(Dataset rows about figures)
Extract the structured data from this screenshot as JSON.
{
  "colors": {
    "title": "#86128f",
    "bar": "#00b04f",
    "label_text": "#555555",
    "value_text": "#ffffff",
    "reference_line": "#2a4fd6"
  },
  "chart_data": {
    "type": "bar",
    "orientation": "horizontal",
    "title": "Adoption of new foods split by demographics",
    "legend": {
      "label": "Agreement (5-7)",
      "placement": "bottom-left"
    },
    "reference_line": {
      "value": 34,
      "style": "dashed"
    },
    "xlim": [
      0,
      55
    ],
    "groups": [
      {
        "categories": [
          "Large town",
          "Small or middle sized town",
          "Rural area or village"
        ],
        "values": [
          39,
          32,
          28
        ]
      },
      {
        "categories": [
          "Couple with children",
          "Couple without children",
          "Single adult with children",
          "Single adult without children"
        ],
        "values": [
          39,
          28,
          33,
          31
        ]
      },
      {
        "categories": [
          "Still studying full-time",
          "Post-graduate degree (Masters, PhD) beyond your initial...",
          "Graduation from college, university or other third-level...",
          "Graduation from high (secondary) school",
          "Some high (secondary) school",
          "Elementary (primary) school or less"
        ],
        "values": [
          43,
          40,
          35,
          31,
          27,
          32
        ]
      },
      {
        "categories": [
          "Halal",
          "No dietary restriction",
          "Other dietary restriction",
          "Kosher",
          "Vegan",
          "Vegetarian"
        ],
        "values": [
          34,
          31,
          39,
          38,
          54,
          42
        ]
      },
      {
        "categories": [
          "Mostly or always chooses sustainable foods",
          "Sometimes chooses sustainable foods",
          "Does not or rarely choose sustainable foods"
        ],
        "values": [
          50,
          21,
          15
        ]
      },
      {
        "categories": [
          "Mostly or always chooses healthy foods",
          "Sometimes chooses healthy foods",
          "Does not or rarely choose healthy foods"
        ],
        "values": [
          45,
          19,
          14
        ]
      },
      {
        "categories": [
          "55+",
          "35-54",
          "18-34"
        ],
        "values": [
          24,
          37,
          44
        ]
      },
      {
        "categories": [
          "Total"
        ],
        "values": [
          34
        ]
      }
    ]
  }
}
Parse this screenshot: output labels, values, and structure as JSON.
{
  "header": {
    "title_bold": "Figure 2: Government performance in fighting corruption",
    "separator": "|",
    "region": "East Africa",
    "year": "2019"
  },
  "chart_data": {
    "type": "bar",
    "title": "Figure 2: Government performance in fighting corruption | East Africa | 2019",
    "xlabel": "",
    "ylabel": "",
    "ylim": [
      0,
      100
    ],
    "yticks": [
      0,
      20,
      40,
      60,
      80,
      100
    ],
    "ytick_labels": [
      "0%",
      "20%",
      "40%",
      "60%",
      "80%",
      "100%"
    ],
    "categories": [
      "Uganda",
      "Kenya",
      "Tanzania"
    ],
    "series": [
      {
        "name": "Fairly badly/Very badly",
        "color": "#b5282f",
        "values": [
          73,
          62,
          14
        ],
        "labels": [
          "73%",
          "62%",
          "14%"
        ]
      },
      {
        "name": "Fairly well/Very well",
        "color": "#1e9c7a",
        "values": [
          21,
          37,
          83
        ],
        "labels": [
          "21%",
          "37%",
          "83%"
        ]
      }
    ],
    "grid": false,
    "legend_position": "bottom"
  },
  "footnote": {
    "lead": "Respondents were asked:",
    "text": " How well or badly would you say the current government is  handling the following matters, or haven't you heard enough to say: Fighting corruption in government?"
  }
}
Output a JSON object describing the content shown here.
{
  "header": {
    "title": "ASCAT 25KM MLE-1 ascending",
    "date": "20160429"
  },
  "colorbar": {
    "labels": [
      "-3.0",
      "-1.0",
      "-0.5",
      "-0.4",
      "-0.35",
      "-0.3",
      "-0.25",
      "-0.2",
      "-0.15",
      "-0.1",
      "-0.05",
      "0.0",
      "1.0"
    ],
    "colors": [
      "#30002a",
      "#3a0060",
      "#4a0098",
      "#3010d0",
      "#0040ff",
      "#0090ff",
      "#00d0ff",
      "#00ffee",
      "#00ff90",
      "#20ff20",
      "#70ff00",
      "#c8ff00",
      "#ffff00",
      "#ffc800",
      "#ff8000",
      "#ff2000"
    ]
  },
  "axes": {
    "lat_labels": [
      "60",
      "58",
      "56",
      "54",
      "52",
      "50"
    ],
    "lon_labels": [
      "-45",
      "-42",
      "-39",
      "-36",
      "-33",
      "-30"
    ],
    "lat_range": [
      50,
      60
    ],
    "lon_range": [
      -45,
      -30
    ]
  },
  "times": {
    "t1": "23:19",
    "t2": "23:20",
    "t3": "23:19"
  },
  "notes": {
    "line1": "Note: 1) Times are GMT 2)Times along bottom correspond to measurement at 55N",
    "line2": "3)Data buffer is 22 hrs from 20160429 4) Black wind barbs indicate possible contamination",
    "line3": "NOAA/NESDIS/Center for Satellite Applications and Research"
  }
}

- Given instruction: Return every entry verbatim.

- Exercise answer:
Extract the structured data from this screenshot as JSON.
{
  "colors": {
    "title": "#86128f",
    "bar": "#00b04f",
    "label_text": "#555555",
    "value_text": "#ffffff",
    "reference_line": "#2a4fd6"
  },
  "chart_data": {
    "type": "bar",
    "orientation": "horizontal",
    "title": "Adoption of new foods split by demographics",
    "legend": {
      "label": "Agreement (5-7)",
      "placement": "bottom-left"
    },
    "reference_line": {
      "value": 34,
      "style": "dashed"
    },
    "xlim": [
      0,
      55
    ],
    "groups": [
      {
        "categories": [
          "Large town",
          "Small or middle sized town",
          "Rural area or village"
        ],
        "values": [
          39,
          32,
          28
        ]
      },
      {
        "categories": [
          "Couple with children",
          "Couple without children",
          "Single adult with children",
          "Single adult without children"
        ],
        "values": [
          39,
          28,
          33,
          31
        ]
      },
      {
        "categories": [
          "Still studying full-time",
          "Post-graduate degree (Masters, PhD) beyond your initial...",
          "Graduation from college, university or other third-level...",
          "Graduation from high (secondary) school",
          "Some high (secondary) school",
          "Elementary (primary) school or less"
        ],
        "values": [
          43,
          40,
          35,
          31,
          27,
          32
        ]
      },
      {
        "categories": [
          "Halal",
          "No dietary restriction",
          "Other dietary restriction",
          "Kosher",
          "Vegan",
          "Vegetarian"
        ],
        "values": [
          34,
          31,
          39,
          38,
          54,
          42
        ]
      },
      {
        "categories": [
          "Mostly or always chooses sustainable foods",
          "Sometimes chooses sustainable foods",
          "Does not or rarely choose sustainable foods"
        ],
        "values": [
          50,
          21,
          15
        ]
      },
      {
        "categories": [
          "Mostly or always chooses healthy foods",
          "Sometimes chooses healthy foods",
          "Does not or rarely choose healthy foods"
        ],
        "values": [
          45,
          19,
          14
        ]
      },
      {
        "categories": [
          "55+",
          "35-54",
          "18-34"
        ],
        "values": [
          24,
          37,
          44
        ]
      },
      {
        "categories": [
          "Total"
        ],
        "values": [
          34
        ]
      }
    ]
  }
}
Parse this screenshot: output labels, values, and structure as JSON.
{
  "header": {
    "title_bold": "Figure 2: Government performance in fighting corruption",
    "separator": "|",
    "region": "East Africa",
    "year": "2019"
  },
  "chart_data": {
    "type": "bar",
    "title": "Figure 2: Government performance in fighting corruption | East Africa | 2019",
    "xlabel": "",
    "ylabel": "",
    "ylim": [
      0,
      100
    ],
    "yticks": [
      0,
      20,
      40,
      60,
      80,
      100
    ],
    "ytick_labels": [
      "0%",
      "20%",
      "40%",
      "60%",
      "80%",
      "100%"
    ],
    "categories": [
      "Uganda",
      "Kenya",
      "Tanzania"
    ],
    "series": [
      {
        "name": "Fairly badly/Very badly",
        "color": "#b5282f",
        "values": [
          73,
          62,
          14
        ],
        "labels": [
          "73%",
          "62%",
          "14%"
        ]
      },
      {
        "name": "Fairly well/Very well",
        "color": "#1e9c7a",
        "values": [
          21,
          37,
          83
        ],
        "labels": [
          "21%",
          "37%",
          "83%"
        ]
      }
    ],
    "grid": false,
    "legend_position": "bottom"
  },
  "footnote": {
    "lead": "Respondents were asked:",
    "text": " How well or badly would you say the current government is  handling the following matters, or haven't you heard enough to say: Fighting corruption in government?"
  }
}
Output a JSON object describing the content shown here.
{
  "header": {
    "title": "ASCAT 25KM MLE-1 ascending",
    "date": "20160429"
  },
  "colorbar": {
    "labels": [
      "-3.0",
      "-1.0",
      "-0.5",
      "-0.4",
      "-0.35",
      "-0.3",
      "-0.25",
      "-0.2",
      "-0.15",
      "-0.1",
      "-0.05",
      "0.0",
      "1.0"
    ],
    "colors": [
      "#30002a",
      "#3a0060",
      "#4a0098",
      "#3010d0",
      "#0040ff",
      "#0090ff",
      "#00d0ff",
      "#00ffee",
      "#00ff90",
      "#20ff20",
      "#70ff00",
      "#c8ff00",
      "#ffff00",
      "#ffc800",
      "#ff8000",
      "#ff2000"
    ]
  },
  "axes": {
    "lat_labels": [
      "60",
      "58",
      "56",
      "54",
      "52",
      "50"
    ],
    "lon_labels": [
      "-45",
      "-42",
      "-39",
      "-36",
      "-33",
      "-30"
    ],
    "lat_range": [
      50,
      60
    ],
    "lon_range": [
      -45,
      -30
    ]
  },
  "times": {
    "t1": "23:19",
    "t2": "23:20",
    "t3": "23:19"
  },
  "notes": {
    "line1": "Note: 1) Times are GMT 2)Times along bottom correspond to measurement at 55N",
    "line2": "3)Data buffer is 22 hrs from 20160429 4) Black wind barbs indicate possible contamination",
    "line3": "NOAA/NESDIS/Center for Satellite Applications and Research"
  }
}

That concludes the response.